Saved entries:
Start
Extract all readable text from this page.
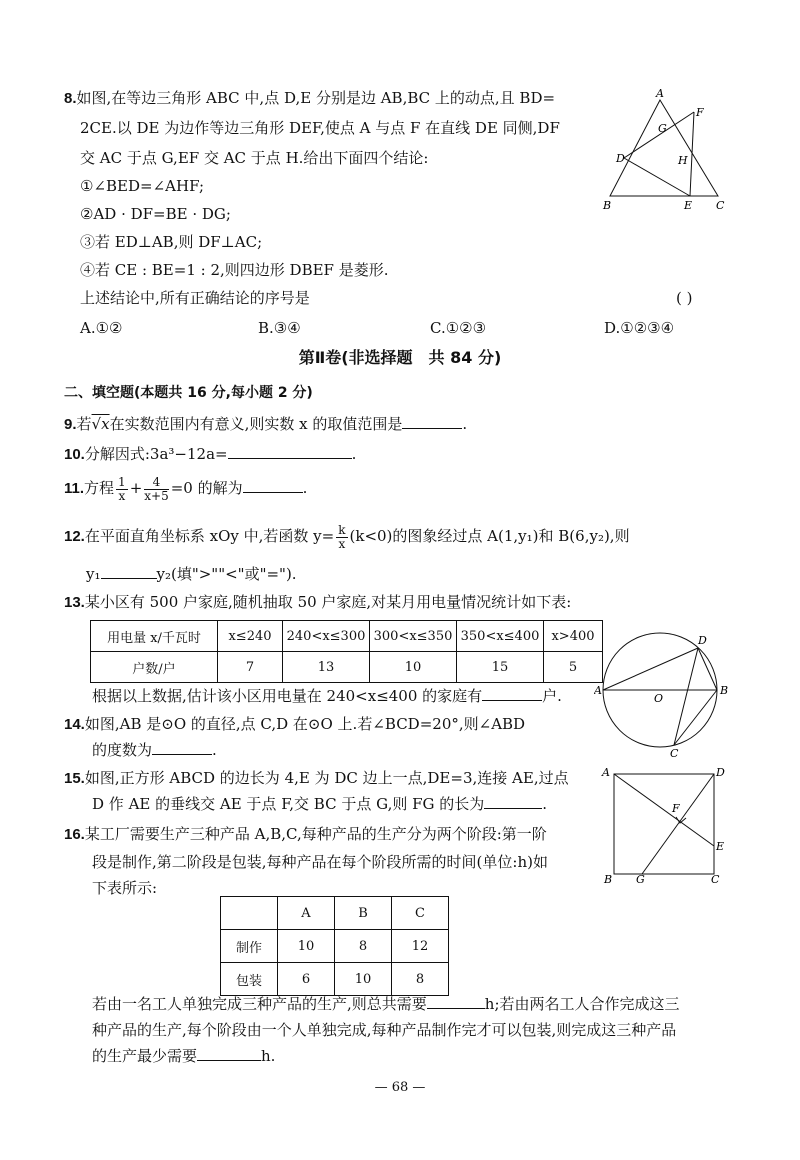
8.如图,在等边三角形 ABC 中,点 D,E 分别是边 AB,BC 上的动点,且 BD=
2CE.以 DE 为边作等边三角形 DEF,使点 A 与点 F 在直线 DE 同侧,DF
交 AC 于点 G,EF 交 AC 于点 H.给出下面四个结论:
①∠BED=∠AHF;
②AD · DF=BE · DG;
③若 ED⊥AB,则 DF⊥AC;
④若 CE : BE=1 : 2,则四边形 DBEF 是菱形.
上述结论中,所有正确结论的序号是	( )
A.①②	B.③④	C.①②③	D.①②③④
A
B	C
D
E
F
G
H
第Ⅱ卷(非选择题　共 84 分)
二、填空题(本题共 16 分,每小题 2 分)
9.若√x在实数范围内有意义,则实数 x 的取值范围是	.
10.分解因式:3a³−12a=	.
11.方程 $\frac{1}{x} + \frac{4}{x+5} =0$ 的解为	.
12.在平面直角坐标系 xOy 中,若函数 $y= \frac{k}{x} (k<0)$的图象经过点 A(1,y₁)和 B(6,y₂),则
y₁	y₂(填">""<"或"=").
13.某小区有 500 户家庭,随机抽取 50 户家庭,对某月用电量情况统计如下表:
用电量 x/千瓦时	x≤240	240<x≤300	300<x≤350	350<x≤400	x>400
户数/户	7	13	10	15	5
根据以上数据,估计该小区用电量在 240<x≤400 的家庭有	户.	A	B
C
D
O
14.如图,AB 是⊙O 的直径,点 C,D 在⊙O 上.若∠BCD=20°,则∠ABD
的度数为	.
15.如图,正方形 ABCD 的边长为 4,E 为 DC 边上一点,DE=3,连接 AE,过点
D 作 AE 的垂线交 AE 于点 F,交 BC 于点 G,则 FG 的长为	.
A	D
B G	C
E
F
16.某工厂需要生产三种产品 A,B,C,每种产品的生产分为两个阶段:第一阶
段是制作,第二阶段是包装,每种产品在每个阶段所需的时间(单位:h)如
下表所示:
	A	B	C
制作	10	8	12
包装	6	10	8
若由一名工人单独完成三种产品的生产,则总共需要	h;若由两名工人合作完成这三
种产品的生产,每个阶段由一个人单独完成,每种产品制作完才可以包装,则完成这三种产品
的生产最少需要	h.
— 68 —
End
Given instruction:
Print each entry shown above with exact wording and no pictures.

Finished answer:
Extract all readable text from this page.
8.如图,在等边三角形 ABC 中,点 D,E 分别是边 AB,BC 上的动点,且 BD=
2CE.以 DE 为边作等边三角形 DEF,使点 A 与点 F 在直线 DE 同侧,DF
交 AC 于点 G,EF 交 AC 于点 H.给出下面四个结论:
①∠BED=∠AHF;
②AD · DF=BE · DG;
③若 ED⊥AB,则 DF⊥AC;
④若 CE : BE=1 : 2,则四边形 DBEF 是菱形.
上述结论中,所有正确结论的序号是	( )
A.①②	B.③④	C.①②③	D.①②③④
A
B	C
D
E
F
G
H
第Ⅱ卷(非选择题　共 84 分)
二、填空题(本题共 16 分,每小题 2 分)
9.若√x在实数范围内有意义,则实数 x 的取值范围是	.
10.分解因式:3a³−12a=	.
11.方程 $\frac{1}{x} + \frac{4}{x+5} =0$ 的解为	.
12.在平面直角坐标系 xOy 中,若函数 $y= \frac{k}{x} (k<0)$的图象经过点 A(1,y₁)和 B(6,y₂),则
y₁	y₂(填">""<"或"=").
13.某小区有 500 户家庭,随机抽取 50 户家庭,对某月用电量情况统计如下表:
用电量 x/千瓦时	x≤240	240<x≤300	300<x≤350	350<x≤400	x>400
户数/户	7	13	10	15	5
根据以上数据,估计该小区用电量在 240<x≤400 的家庭有	户.	A	B
C
D
O
14.如图,AB 是⊙O 的直径,点 C,D 在⊙O 上.若∠BCD=20°,则∠ABD
的度数为	.
15.如图,正方形 ABCD 的边长为 4,E 为 DC 边上一点,DE=3,连接 AE,过点
D 作 AE 的垂线交 AE 于点 F,交 BC 于点 G,则 FG 的长为	.
A	D
B G	C
E
F
16.某工厂需要生产三种产品 A,B,C,每种产品的生产分为两个阶段:第一阶
段是制作,第二阶段是包装,每种产品在每个阶段所需的时间(单位:h)如
下表所示:
	A	B	C
制作	10	8	12
包装	6	10	8
若由一名工人单独完成三种产品的生产,则总共需要	h;若由两名工人合作完成这三
种产品的生产,每个阶段由一个人单独完成,每种产品制作完才可以包装,则完成这三种产品
的生产最少需要	h.
— 68 —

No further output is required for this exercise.